BEGIN Passage provided

Abstract 1707: Murine γHerpesvirus-68 Infection Induces Pulmonary Vascular Disease in S100A4 Overexpressing Mice Associated with Elastase Activity and Altered MicroRNA Expression
Human γ herpesvirus infection is linked to idiopathic pulmonary arterial hypertension (IPAH). S100A4, a metastasis gene, is highly expressed in the plexiform lesions of IPAH patients. Previously, we reported that murine γherpesvirus-68 (M1-MHV-68) infection in S100A4 overexpressing but not in C57 wild-type (WT) mice induced mild neointimal formation in pulmonary arteries (PA) associated with heightened serine elastase activity. We hypothesized that these neointimal lesions would progress during an extended reactivation phase, in the S100A4 mice in association with ongoing elastolysis and that the susceptibility in S100A4 mice was related either to viral load, inflammation or differential induction of host miRNAs in response to infection. We now report that the % of vessels with neointimal lesions progressively increased from 25 to 40%, between 3 and 6 mo after viral infection (P < 0.05) in S100A mice but were not observed in WT. The extent of neointimal lesions correlated with progressive fragmentation of the elastic laminae, (P < 0.001). Interestingly, these features were not sufficient to induce elevated RVSP or RVH, in the absence of muscularization or loss of distal PAs. Susceptibilty of S100A4 mice was not related to an increase in viral DNA in intra-pulmonary arteries assessed by laser capture microscopy, nor could we establish a relationship with the severity of perivascular inflammation or cytokine expression (IFN-γ and TNF-α). However, we confirmed higher lung serine elastase activity in S100A4 vs. C57 mice as early as 1 wk after viral infection. Since expression of miRNAs may be responsible for host susceptibility, we compared lungs of C57 and S100A4 mice at 6 mo using microArrays followed by qRT-PCR. Induction of miR-466 in WT mice infected with virus (P < 0.01), was not observed in S100A4 mice. miR-466 can target the 3′ UTR of RUNX1, a transcription factor for serine elastase, and reduce its expression. The inability to reduce RUNX1 in S100A4 mice in response to viral infection may be related to elevated serine elastase activity. Our studies show that viral infection can lead to progressive neointimal formation and that the susceptibility of S100A4 mice associated with heightened elastase may be linked to differential expression of miR-466.

END Passage provided
BEGIN Data supplied

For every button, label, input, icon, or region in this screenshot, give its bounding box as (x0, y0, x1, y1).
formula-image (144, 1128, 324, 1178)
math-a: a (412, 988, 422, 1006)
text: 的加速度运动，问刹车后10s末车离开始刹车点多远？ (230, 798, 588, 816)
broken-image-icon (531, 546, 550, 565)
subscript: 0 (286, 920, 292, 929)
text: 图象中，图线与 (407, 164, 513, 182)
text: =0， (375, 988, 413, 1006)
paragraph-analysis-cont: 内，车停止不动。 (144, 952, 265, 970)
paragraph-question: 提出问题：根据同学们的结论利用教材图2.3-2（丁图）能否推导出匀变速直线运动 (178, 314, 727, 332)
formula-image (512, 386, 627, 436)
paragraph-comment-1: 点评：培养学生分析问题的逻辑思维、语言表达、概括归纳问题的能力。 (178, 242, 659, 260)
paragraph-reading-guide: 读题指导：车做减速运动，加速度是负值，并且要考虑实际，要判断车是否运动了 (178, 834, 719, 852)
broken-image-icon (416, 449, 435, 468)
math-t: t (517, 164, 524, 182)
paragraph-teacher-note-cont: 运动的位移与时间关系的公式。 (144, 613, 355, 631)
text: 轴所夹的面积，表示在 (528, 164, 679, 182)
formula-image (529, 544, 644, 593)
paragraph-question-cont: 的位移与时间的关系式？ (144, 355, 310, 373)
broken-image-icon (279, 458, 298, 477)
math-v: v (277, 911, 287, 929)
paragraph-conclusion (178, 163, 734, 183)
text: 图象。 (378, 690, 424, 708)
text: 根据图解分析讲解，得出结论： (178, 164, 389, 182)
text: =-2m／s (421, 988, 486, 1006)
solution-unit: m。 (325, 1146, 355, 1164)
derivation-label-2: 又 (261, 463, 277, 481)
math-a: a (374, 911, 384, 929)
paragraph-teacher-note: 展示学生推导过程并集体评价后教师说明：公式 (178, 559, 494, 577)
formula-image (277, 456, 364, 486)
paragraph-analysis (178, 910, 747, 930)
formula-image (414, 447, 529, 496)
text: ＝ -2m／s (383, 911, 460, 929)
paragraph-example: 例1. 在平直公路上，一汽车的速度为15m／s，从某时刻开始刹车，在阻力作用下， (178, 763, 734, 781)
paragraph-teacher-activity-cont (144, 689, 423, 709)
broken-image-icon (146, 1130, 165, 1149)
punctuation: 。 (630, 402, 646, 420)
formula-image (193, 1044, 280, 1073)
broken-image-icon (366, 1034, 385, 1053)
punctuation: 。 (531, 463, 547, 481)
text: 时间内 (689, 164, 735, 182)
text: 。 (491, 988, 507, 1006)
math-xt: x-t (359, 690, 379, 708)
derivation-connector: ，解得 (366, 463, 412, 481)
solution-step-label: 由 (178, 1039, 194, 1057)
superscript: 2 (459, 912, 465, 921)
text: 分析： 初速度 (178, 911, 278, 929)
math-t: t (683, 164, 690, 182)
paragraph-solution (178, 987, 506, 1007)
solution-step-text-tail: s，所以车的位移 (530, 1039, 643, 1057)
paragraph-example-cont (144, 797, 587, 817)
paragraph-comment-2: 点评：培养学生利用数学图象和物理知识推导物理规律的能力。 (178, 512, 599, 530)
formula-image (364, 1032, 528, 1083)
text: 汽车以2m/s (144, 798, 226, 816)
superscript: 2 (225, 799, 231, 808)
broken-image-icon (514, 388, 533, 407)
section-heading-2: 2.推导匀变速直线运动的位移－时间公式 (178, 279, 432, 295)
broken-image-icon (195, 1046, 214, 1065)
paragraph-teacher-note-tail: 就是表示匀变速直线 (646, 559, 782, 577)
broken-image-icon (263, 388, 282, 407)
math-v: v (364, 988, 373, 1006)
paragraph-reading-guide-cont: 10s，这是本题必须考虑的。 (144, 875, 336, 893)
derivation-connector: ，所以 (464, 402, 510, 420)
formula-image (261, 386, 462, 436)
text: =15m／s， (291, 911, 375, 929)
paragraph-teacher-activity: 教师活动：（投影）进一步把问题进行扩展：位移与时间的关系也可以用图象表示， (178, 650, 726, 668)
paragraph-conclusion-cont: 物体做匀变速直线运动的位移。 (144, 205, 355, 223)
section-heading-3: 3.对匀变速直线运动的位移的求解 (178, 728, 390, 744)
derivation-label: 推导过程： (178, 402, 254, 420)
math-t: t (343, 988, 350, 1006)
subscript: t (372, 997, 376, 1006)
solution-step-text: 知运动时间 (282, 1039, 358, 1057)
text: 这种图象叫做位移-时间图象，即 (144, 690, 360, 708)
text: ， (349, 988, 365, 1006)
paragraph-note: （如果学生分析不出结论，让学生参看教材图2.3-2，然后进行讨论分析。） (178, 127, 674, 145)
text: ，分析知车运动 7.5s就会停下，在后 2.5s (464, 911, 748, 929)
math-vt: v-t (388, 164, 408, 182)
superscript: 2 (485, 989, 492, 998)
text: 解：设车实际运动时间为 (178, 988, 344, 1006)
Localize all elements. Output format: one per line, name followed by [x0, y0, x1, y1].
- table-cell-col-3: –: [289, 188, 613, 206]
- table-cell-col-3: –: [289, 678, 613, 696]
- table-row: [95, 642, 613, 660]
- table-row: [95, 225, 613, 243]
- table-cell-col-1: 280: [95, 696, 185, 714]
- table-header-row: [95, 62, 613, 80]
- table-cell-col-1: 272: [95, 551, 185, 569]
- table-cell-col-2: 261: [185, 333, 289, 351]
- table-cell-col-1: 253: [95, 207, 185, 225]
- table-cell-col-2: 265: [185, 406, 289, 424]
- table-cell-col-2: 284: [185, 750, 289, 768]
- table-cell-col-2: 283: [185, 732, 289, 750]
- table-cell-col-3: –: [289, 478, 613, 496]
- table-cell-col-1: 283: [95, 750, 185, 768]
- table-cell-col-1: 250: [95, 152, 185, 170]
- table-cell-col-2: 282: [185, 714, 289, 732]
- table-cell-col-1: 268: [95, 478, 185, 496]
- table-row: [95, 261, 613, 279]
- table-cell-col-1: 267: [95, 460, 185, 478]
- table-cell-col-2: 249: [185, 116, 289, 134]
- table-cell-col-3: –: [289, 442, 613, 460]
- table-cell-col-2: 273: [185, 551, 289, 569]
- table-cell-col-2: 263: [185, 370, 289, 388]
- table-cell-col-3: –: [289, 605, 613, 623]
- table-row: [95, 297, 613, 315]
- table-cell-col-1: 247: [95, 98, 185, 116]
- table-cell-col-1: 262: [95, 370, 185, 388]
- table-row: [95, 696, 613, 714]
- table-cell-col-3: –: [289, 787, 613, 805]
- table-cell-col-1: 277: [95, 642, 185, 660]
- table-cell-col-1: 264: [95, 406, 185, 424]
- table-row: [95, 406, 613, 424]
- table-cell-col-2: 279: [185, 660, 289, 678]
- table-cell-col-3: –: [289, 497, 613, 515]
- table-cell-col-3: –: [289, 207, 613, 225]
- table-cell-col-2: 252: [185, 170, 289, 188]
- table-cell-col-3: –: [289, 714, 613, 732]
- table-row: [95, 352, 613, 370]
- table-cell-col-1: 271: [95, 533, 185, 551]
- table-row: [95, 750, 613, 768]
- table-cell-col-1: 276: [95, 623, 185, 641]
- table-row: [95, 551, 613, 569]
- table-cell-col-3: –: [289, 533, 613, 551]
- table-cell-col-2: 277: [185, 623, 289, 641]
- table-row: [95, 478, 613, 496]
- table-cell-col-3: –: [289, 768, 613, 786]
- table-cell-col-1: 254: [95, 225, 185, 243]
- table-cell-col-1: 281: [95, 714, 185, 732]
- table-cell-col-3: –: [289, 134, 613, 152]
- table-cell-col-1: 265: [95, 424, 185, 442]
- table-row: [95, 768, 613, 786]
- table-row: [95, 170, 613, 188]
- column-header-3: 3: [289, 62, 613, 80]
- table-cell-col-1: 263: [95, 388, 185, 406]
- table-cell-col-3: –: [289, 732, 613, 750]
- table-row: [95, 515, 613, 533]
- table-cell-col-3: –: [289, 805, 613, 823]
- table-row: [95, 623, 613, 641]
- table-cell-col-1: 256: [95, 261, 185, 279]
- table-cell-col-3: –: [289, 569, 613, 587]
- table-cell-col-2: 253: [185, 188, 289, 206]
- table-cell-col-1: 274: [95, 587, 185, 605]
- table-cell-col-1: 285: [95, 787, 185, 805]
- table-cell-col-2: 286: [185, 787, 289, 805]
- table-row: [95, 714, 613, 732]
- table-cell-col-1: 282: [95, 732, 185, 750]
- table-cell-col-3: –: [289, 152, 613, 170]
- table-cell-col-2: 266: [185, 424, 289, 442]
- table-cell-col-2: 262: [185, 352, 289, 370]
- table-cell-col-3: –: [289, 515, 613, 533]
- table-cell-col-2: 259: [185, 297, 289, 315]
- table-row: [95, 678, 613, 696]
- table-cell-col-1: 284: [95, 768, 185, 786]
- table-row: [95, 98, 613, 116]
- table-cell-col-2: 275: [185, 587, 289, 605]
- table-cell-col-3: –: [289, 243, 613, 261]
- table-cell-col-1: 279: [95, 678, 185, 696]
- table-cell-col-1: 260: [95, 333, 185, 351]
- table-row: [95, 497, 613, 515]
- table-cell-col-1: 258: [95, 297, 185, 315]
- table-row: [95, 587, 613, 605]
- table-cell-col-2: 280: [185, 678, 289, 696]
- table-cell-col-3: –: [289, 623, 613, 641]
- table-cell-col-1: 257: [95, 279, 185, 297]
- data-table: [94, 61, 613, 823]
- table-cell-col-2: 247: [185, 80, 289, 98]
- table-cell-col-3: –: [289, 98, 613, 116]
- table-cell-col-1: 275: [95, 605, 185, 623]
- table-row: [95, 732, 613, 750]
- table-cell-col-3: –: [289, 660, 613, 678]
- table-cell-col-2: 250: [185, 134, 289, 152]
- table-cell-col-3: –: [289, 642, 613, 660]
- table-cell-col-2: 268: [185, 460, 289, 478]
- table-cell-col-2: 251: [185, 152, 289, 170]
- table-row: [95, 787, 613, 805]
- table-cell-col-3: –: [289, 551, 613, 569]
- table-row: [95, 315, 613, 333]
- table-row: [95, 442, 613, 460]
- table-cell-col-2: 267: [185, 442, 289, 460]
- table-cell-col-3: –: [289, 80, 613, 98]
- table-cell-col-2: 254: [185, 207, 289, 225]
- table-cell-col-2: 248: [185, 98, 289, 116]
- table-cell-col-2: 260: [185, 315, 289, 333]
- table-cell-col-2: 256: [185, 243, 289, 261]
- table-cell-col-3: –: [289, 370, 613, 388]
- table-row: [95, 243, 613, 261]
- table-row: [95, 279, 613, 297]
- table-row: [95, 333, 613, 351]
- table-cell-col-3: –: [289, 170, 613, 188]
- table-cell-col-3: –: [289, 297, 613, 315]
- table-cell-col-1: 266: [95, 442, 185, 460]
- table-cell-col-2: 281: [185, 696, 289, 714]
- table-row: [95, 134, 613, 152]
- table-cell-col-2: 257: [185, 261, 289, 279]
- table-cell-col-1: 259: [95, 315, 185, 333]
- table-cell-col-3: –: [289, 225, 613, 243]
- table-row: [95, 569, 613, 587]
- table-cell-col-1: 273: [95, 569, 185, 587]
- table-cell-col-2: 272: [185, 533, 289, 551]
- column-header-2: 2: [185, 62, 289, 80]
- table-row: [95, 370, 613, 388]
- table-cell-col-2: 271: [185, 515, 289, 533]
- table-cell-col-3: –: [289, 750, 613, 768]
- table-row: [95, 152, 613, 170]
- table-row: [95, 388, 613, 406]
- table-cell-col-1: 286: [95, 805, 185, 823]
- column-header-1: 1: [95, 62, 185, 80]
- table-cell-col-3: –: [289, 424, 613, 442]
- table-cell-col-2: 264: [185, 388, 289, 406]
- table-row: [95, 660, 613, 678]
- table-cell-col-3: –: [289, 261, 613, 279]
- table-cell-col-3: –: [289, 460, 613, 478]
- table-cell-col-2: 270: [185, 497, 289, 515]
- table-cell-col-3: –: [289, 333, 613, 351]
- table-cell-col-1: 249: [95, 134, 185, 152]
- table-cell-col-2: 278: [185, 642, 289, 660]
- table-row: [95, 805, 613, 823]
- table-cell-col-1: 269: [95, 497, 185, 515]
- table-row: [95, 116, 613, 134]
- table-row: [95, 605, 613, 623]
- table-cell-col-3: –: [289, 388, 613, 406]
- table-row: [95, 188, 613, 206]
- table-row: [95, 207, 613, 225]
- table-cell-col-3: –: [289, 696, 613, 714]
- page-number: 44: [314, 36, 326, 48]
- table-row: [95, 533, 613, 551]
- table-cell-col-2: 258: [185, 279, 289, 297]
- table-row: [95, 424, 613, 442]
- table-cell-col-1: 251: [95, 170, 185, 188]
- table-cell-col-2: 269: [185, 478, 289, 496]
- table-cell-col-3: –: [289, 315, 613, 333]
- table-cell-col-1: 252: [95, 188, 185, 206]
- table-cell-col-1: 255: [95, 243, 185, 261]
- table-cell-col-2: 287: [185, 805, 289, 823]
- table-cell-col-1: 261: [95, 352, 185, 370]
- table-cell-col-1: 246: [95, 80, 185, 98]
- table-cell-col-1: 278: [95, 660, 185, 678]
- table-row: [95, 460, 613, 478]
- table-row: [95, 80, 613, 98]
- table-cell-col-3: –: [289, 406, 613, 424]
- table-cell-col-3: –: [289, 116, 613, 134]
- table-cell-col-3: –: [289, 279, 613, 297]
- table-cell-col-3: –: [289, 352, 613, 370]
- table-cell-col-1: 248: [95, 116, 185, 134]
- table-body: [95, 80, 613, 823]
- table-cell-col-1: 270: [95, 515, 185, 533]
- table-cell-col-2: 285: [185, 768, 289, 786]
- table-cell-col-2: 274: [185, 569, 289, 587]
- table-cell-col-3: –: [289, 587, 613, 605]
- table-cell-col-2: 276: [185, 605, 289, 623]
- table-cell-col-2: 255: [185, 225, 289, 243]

END Data supplied

According to the abstract on γherpesvirus-68 infection in S100A4 overexpressing mice, why were the lungs of C57 and S100A4 mice compared at 6 months using microArrays and qRT-PCR?

Output for this exercise
The comparison was made because expression of miRNAs may be responsible for host susceptibility. The researchers wanted to see whether the S100A4 mice's susceptibility to virus-induced vascular lesions was tied to differential induction of host miRNAs in response to infection.